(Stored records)
= = = = =

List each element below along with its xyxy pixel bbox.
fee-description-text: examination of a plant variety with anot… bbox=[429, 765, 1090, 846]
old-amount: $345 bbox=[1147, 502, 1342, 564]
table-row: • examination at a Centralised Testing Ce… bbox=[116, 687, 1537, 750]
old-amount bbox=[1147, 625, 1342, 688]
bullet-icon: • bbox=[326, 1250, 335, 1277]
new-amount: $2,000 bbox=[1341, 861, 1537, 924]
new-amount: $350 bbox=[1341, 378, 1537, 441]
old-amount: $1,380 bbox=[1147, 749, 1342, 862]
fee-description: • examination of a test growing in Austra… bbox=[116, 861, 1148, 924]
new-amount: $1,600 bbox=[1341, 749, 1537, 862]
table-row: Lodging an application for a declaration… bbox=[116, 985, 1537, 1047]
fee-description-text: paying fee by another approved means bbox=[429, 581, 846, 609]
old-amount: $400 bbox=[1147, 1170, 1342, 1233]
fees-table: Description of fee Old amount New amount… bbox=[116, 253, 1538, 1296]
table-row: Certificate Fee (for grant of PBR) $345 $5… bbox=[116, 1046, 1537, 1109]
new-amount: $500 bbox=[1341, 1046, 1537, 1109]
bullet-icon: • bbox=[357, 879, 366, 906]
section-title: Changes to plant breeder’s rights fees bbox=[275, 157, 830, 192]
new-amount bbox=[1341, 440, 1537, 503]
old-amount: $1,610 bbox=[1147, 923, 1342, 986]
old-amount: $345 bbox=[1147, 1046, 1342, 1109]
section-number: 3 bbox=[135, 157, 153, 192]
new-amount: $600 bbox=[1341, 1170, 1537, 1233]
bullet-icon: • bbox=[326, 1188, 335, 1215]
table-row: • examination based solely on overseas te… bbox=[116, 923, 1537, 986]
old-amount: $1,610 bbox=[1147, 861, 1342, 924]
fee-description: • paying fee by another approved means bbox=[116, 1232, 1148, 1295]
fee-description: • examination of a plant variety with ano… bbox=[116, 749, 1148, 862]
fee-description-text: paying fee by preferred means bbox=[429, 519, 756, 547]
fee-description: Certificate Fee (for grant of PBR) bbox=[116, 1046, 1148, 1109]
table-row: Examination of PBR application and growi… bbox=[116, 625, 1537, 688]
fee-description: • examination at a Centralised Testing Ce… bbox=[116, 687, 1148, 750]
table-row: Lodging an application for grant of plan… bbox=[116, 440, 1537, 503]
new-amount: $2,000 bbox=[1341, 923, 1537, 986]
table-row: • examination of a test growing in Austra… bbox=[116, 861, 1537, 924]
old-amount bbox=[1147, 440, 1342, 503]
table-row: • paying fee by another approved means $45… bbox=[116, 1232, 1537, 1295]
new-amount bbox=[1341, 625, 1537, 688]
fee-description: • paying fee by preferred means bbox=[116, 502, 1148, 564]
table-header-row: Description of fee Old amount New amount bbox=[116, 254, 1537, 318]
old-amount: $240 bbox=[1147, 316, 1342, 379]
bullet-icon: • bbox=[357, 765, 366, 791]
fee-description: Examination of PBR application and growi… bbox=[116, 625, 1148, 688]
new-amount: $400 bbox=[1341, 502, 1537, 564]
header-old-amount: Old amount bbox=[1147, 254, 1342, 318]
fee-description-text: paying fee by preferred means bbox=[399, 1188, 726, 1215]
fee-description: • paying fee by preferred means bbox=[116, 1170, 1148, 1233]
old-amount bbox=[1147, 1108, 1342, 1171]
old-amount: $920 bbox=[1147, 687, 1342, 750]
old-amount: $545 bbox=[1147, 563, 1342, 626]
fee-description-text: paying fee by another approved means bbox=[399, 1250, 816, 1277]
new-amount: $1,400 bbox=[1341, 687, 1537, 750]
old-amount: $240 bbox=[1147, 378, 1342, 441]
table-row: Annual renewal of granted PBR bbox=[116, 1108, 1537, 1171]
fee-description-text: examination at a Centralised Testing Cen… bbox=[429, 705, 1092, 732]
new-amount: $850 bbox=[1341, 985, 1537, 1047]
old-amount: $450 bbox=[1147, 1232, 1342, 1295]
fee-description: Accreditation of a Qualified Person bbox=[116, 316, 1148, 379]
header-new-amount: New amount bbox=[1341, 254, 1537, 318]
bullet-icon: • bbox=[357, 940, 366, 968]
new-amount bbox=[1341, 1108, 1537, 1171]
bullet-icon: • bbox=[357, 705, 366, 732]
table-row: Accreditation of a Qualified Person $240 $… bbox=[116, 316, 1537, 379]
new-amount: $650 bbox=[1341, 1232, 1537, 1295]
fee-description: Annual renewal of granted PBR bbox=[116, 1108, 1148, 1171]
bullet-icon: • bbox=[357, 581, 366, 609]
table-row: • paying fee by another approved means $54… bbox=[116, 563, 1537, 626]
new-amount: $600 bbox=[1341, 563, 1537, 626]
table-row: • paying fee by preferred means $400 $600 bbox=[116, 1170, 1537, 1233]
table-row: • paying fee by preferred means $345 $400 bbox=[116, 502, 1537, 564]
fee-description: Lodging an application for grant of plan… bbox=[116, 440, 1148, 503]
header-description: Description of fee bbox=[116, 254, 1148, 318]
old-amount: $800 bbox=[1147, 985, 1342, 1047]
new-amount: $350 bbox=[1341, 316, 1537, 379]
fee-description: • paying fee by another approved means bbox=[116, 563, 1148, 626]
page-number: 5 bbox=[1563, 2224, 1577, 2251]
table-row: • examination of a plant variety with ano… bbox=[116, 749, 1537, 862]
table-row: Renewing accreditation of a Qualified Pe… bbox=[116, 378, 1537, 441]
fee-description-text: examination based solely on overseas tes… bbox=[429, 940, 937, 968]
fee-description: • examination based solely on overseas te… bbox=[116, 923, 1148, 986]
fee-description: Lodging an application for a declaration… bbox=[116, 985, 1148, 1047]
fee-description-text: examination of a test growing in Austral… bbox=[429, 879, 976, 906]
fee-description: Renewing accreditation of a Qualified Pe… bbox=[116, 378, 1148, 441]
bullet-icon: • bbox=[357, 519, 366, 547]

= = = = =

#### Request
Rewrite every line of the material above as a Markdown table with the columns "Row" and "Line", putting the row number in the first column and the line in the second, and omit any blank lines.

#### Solution for this task
| Row | Line |
|---|---|
| 1 | List each element below along with its xyxy pixel bbox. |
| 2 | fee-description-text: examination of a plant variety with anot… bbox=[429, 765, 1090, 846] |
| 3 | old-amount: $345 bbox=[1147, 502, 1342, 564] |
| 4 | table-row: • examination at a Centralised Testing Ce… bbox=[116, 687, 1537, 750] |
| 5 | old-amount bbox=[1147, 625, 1342, 688] |
| 6 | bullet-icon: • bbox=[326, 1250, 335, 1277] |
| 7 | new-amount: $2,000 bbox=[1341, 861, 1537, 924] |
| 8 | new-amount: $350 bbox=[1341, 378, 1537, 441] |
| 9 | old-amount: $1,380 bbox=[1147, 749, 1342, 862] |
| 10 | fee-description: • examination of a test growing in Austra… bbox=[116, 861, 1148, 924] |
| 11 | new-amount: $1,600 bbox=[1341, 749, 1537, 862] |
| 12 | table-row: Lodging an application for a declaration… bbox=[116, 985, 1537, 1047] |
| 13 | fee-description-text: paying fee by another approved means bbox=[429, 581, 846, 609] |
| 14 | old-amount: $400 bbox=[1147, 1170, 1342, 1233] |
| 15 | fees-table: Description of fee Old amount New amount… bbox=[116, 253, 1538, 1296] |
| 16 | table-row: Certificate Fee (for grant of PBR) $345 $5… bbox=[116, 1046, 1537, 1109] |
| 17 | new-amount: $500 bbox=[1341, 1046, 1537, 1109] |
| 18 | bullet-icon: • bbox=[357, 879, 366, 906] |
| 19 | section-title: Changes to plant breeder’s rights fees bbox=[275, 157, 830, 192] |
| 20 | new-amount bbox=[1341, 440, 1537, 503] |
| 21 | old-amount: $1,610 bbox=[1147, 923, 1342, 986] |
| 22 | old-amount: $345 bbox=[1147, 1046, 1342, 1109] |
| 23 | section-number: 3 bbox=[135, 157, 153, 192] |
| 24 | new-amount: $600 bbox=[1341, 1170, 1537, 1233] |
| 25 | bullet-icon: • bbox=[326, 1188, 335, 1215] |
| 26 | table-row: • examination based solely on overseas te… bbox=[116, 923, 1537, 986] |
| 27 | old-amount: $1,610 bbox=[1147, 861, 1342, 924] |
| 28 | fee-description: • paying fee by another approved means bbox=[116, 1232, 1148, 1295] |
| 29 | fee-description: • examination of a plant variety with ano… bbox=[116, 749, 1148, 862] |
| 30 | fee-description-text: paying fee by preferred means bbox=[429, 519, 756, 547] |
| 31 | fee-description: Certificate Fee (for grant of PBR) bbox=[116, 1046, 1148, 1109] |
| 32 | table-row: Examination of PBR application and growi… bbox=[116, 625, 1537, 688] |
| 33 | fee-description: • examination at a Centralised Testing Ce… bbox=[116, 687, 1148, 750] |
| 34 | table-row: Lodging an application for grant of plan… bbox=[116, 440, 1537, 503] |
| 35 | new-amount: $2,000 bbox=[1341, 923, 1537, 986] |
| 36 | table-row: • examination of a test growing in Austra… bbox=[116, 861, 1537, 924] |
| 37 | old-amount bbox=[1147, 440, 1342, 503] |
| 38 | table-row: • paying fee by another approved means $45… bbox=[116, 1232, 1537, 1295] |
| 39 | new-amount bbox=[1341, 625, 1537, 688] |
| 40 | fee-description: • paying fee by preferred means bbox=[116, 502, 1148, 564] |
| 41 | table-header-row: Description of fee Old amount New amount bbox=[116, 254, 1537, 318] |
| 42 | old-amount: $240 bbox=[1147, 316, 1342, 379] |
| 43 | bullet-icon: • bbox=[357, 765, 366, 791] |
| 44 | fee-description: Examination of PBR application and growi… bbox=[116, 625, 1148, 688] |
| 45 | new-amount: $400 bbox=[1341, 502, 1537, 564] |
| 46 | header-old-amount: Old amount bbox=[1147, 254, 1342, 318] |
| 47 | fee-description-text: paying fee by preferred means bbox=[399, 1188, 726, 1215] |
| 48 | fee-description: • paying fee by preferred means bbox=[116, 1170, 1148, 1233] |
| 49 | old-amount bbox=[1147, 1108, 1342, 1171] |
| 50 | old-amount: $920 bbox=[1147, 687, 1342, 750] |
| 51 | old-amount: $545 bbox=[1147, 563, 1342, 626] |
| 52 | fee-description-text: paying fee by another approved means bbox=[399, 1250, 816, 1277] |
| 53 | new-amount: $1,400 bbox=[1341, 687, 1537, 750] |
| 54 | old-amount: $240 bbox=[1147, 378, 1342, 441] |
| 55 | table-row: Annual renewal of granted PBR bbox=[116, 1108, 1537, 1171] |
| 56 | fee-description-text: examination at a Centralised Testing Cen… bbox=[429, 705, 1092, 732] |
| 57 | new-amount: $850 bbox=[1341, 985, 1537, 1047] |
| 58 | old-amount: $450 bbox=[1147, 1232, 1342, 1295] |
| 59 | fee-description: Accreditation of a Qualified Person bbox=[116, 316, 1148, 379] |
| 60 | header-new-amount: New amount bbox=[1341, 254, 1537, 318] |
| 61 | bullet-icon: • bbox=[357, 940, 366, 968] |
| 62 | new-amount bbox=[1341, 1108, 1537, 1171] |
| 63 | bullet-icon: • bbox=[357, 705, 366, 732] |
| 64 | table-row: Accreditation of a Qualified Person $240 $… bbox=[116, 316, 1537, 379] |
| 65 | new-amount: $650 bbox=[1341, 1232, 1537, 1295] |
| 66 | fee-description: Annual renewal of granted PBR bbox=[116, 1108, 1148, 1171] |
| 67 | bullet-icon: • bbox=[357, 581, 366, 609] |
| 68 | table-row: • paying fee by another approved means $54… bbox=[116, 563, 1537, 626] |
| 69 | new-amount: $600 bbox=[1341, 563, 1537, 626] |
| 70 | table-row: • paying fee by preferred means $400 $600 bbox=[116, 1170, 1537, 1233] |
| 71 | table-row: • paying fee by preferred means $345 $400 bbox=[116, 502, 1537, 564] |
| 72 | fee-description: Lodging an application for grant of plan… bbox=[116, 440, 1148, 503] |
| 73 | header-description: Description of fee bbox=[116, 254, 1148, 318] |
| 74 | old-amount: $800 bbox=[1147, 985, 1342, 1047] |
| 75 | new-amount: $350 bbox=[1341, 316, 1537, 379] |
| 76 | fee-description: • paying fee by another approved means bbox=[116, 563, 1148, 626] |
| 77 | page-number: 5 bbox=[1563, 2224, 1577, 2251] |
| 78 | table-row: • examination of a plant variety with ano… bbox=[116, 749, 1537, 862] |
| 79 | table-row: Renewing accreditation of a Qualified Pe… bbox=[116, 378, 1537, 441] |
| 80 | fee-description-text: examination based solely on overseas tes… bbox=[429, 940, 937, 968] |
| 81 | fee-description: • examination based solely on overseas te… bbox=[116, 923, 1148, 986] |
| 82 | fee-description: Lodging an application for a declaration… bbox=[116, 985, 1148, 1047] |
| 83 | fee-description-text: examination of a test growing in Austral… bbox=[429, 879, 976, 906] |
| 84 | fee-description: Renewing accreditation of a Qualified Pe… bbox=[116, 378, 1148, 441] |
| 85 | bullet-icon: • bbox=[357, 519, 366, 547] |